■ **EXERCISE DIRECTIONS**: Extract, from the listing that follows, each line containing the word "want".

-- BEGIN DATA SUPPLIED --

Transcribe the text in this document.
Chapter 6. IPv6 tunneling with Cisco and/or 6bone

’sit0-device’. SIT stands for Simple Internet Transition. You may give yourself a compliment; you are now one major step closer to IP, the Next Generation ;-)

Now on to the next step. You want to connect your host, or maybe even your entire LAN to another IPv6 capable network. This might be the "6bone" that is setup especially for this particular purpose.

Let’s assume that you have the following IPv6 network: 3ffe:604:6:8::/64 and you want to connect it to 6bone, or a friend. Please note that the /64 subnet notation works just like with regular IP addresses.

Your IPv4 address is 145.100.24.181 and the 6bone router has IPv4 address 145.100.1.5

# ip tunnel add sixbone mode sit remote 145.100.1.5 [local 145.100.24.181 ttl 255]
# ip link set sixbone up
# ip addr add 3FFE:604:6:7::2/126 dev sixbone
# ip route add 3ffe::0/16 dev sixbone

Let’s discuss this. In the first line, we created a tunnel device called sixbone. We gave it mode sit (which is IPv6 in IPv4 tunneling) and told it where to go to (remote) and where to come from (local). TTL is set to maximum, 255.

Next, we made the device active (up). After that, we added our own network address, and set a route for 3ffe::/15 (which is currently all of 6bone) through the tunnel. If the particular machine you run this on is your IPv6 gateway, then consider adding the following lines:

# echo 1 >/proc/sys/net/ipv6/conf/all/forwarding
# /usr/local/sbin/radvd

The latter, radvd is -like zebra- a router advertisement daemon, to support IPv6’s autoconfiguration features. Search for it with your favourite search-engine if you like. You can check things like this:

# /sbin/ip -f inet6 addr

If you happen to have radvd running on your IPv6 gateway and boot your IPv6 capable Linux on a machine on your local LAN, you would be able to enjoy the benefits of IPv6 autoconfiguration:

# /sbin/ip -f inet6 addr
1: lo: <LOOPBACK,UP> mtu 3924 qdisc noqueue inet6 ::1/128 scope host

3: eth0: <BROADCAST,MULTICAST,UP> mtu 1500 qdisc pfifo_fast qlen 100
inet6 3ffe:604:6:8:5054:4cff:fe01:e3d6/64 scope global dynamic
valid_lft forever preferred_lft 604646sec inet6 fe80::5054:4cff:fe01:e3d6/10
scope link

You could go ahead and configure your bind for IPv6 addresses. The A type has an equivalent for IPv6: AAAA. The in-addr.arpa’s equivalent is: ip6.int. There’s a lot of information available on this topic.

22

-- END DATA SUPPLIED --

■ **REPLY TO THE TASK**:
Now on to the next step. You want to connect your host, or maybe even your entire LAN to another IPv6 capable network. This might be the "6bone" that is setup especially for this particular purpose.
Let’s assume that you have the following IPv6 network: 3ffe:604:6:8::/64 and you want to connect it to 6bone, or a friend. Please note that the /64 subnet notation works just like with regular IP addresses.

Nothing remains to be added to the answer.